● **Records for the exercise**
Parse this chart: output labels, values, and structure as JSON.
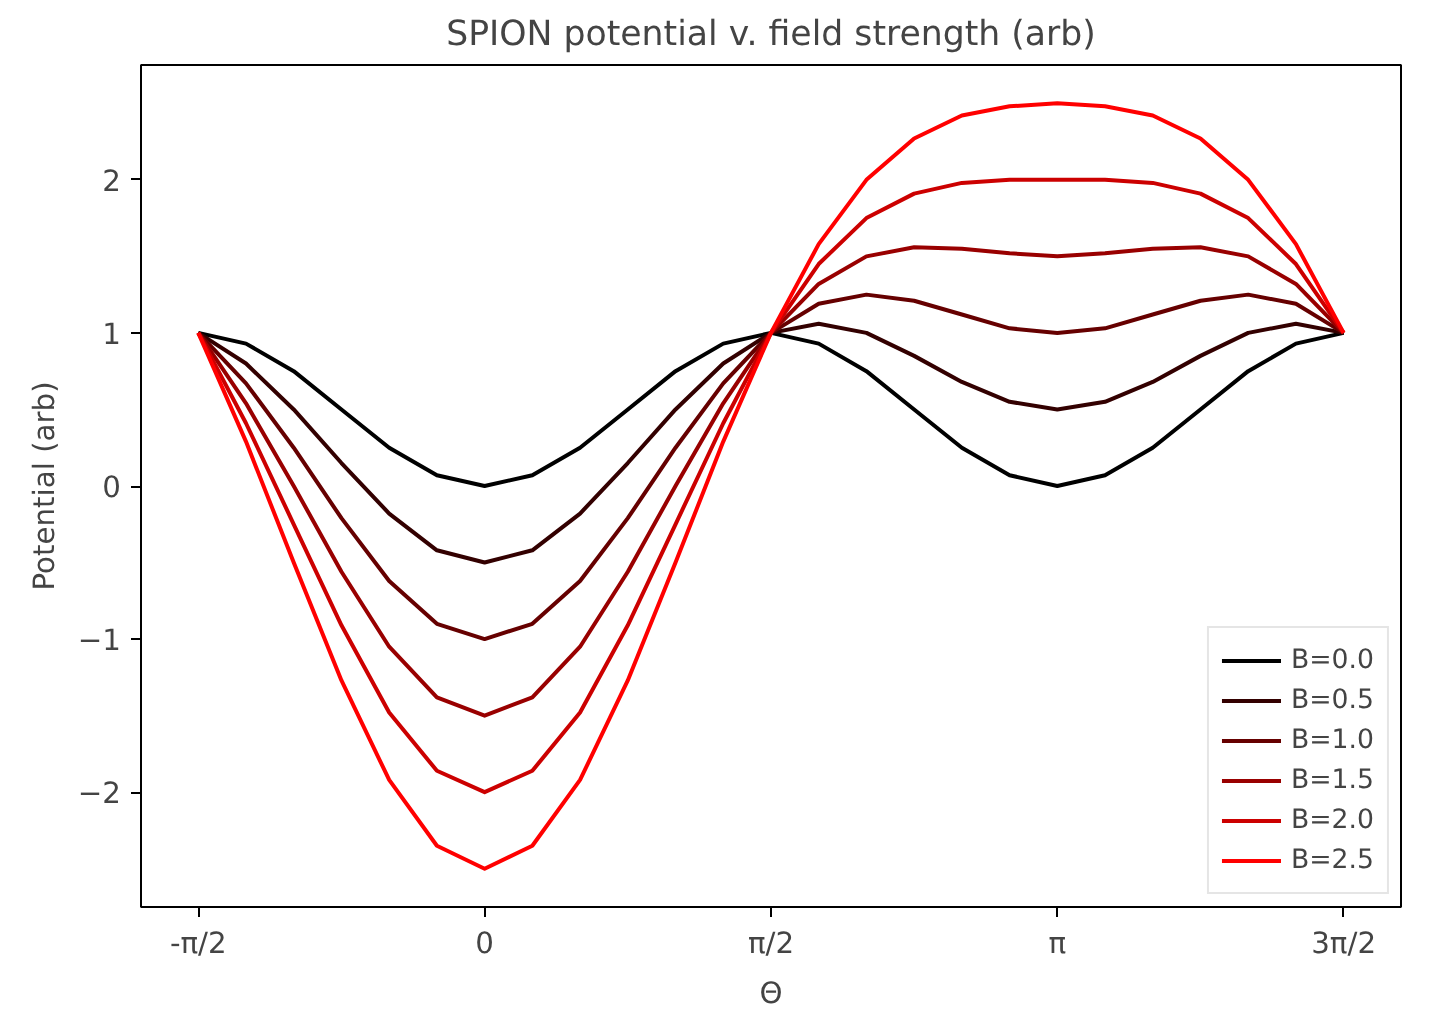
{
  "chart_data": {
    "type": "line",
    "title": "SPION potential v. field strength (arb)",
    "xlabel": "Θ",
    "ylabel": "Potential (arb)",
    "x": [
      -1.5708,
      -1.309,
      -1.0472,
      -0.7854,
      -0.5236,
      -0.2618,
      0,
      0.2618,
      0.5236,
      0.7854,
      1.0472,
      1.309,
      1.5708,
      1.8326,
      2.0944,
      2.3562,
      2.618,
      2.8798,
      3.1416,
      3.4034,
      3.6652,
      3.927,
      4.1888,
      4.4506,
      4.7124
    ],
    "xlim": [
      -1.885,
      5.027
    ],
    "xticks": [
      {
        "value": -1.5708,
        "label": "-π/2"
      },
      {
        "value": 0,
        "label": "0"
      },
      {
        "value": 1.5708,
        "label": "π/2"
      },
      {
        "value": 3.1416,
        "label": "π"
      },
      {
        "value": 4.7124,
        "label": "3π/2"
      }
    ],
    "ylim": [
      -2.75,
      2.75
    ],
    "yticks": [
      -2,
      -1,
      0,
      1,
      2
    ],
    "grid": false,
    "legend": "bottom right",
    "line_style": "solid",
    "marker": "none",
    "series": [
      {
        "name": "B=0.0",
        "color": "#000000",
        "values": [
          1,
          0.93,
          0.75,
          0.5,
          0.25,
          0.07,
          0,
          0.07,
          0.25,
          0.5,
          0.75,
          0.93,
          1,
          0.93,
          0.75,
          0.5,
          0.25,
          0.07,
          0,
          0.07,
          0.25,
          0.5,
          0.75,
          0.93,
          1
        ]
      },
      {
        "name": "B=0.5",
        "color": "#330000",
        "values": [
          1,
          0.8,
          0.5,
          0.15,
          -0.18,
          -0.42,
          -0.5,
          -0.42,
          -0.18,
          0.15,
          0.5,
          0.8,
          1,
          1.06,
          1.0,
          0.85,
          0.68,
          0.55,
          0.5,
          0.55,
          0.68,
          0.85,
          1.0,
          1.06,
          1
        ]
      },
      {
        "name": "B=1.0",
        "color": "#660000",
        "values": [
          1,
          0.67,
          0.25,
          -0.21,
          -0.62,
          -0.9,
          -1,
          -0.9,
          -0.62,
          -0.21,
          0.25,
          0.67,
          1,
          1.19,
          1.25,
          1.21,
          1.12,
          1.03,
          1,
          1.03,
          1.12,
          1.21,
          1.25,
          1.19,
          1
        ]
      },
      {
        "name": "B=1.5",
        "color": "#990000",
        "values": [
          1,
          0.54,
          0,
          -0.56,
          -1.05,
          -1.38,
          -1.5,
          -1.38,
          -1.05,
          -0.56,
          0,
          0.54,
          1,
          1.32,
          1.5,
          1.56,
          1.55,
          1.52,
          1.5,
          1.52,
          1.55,
          1.56,
          1.5,
          1.32,
          1
        ]
      },
      {
        "name": "B=2.0",
        "color": "#cc0000",
        "values": [
          1,
          0.41,
          -0.25,
          -0.91,
          -1.48,
          -1.86,
          -2,
          -1.86,
          -1.48,
          -0.91,
          -0.25,
          0.41,
          1,
          1.45,
          1.75,
          1.91,
          1.98,
          2.0,
          2,
          2.0,
          1.98,
          1.91,
          1.75,
          1.45,
          1
        ]
      },
      {
        "name": "B=2.5",
        "color": "#ff0000",
        "values": [
          1,
          0.29,
          -0.5,
          -1.27,
          -1.92,
          -2.35,
          -2.5,
          -2.35,
          -1.92,
          -1.27,
          -0.5,
          0.29,
          1,
          1.58,
          2.0,
          2.27,
          2.42,
          2.48,
          2.5,
          2.48,
          2.42,
          2.27,
          2.0,
          1.58,
          1
        ]
      }
    ]
  }
}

● **Given problem**
Copy out all lines from the material above that contain the string "name".

● **Answer to this task**
        "name": "B=0.0",
        "name": "B=0.5",
        "name": "B=1.0",
        "name": "B=1.5",
        "name": "B=2.0",
        "name": "B=2.5",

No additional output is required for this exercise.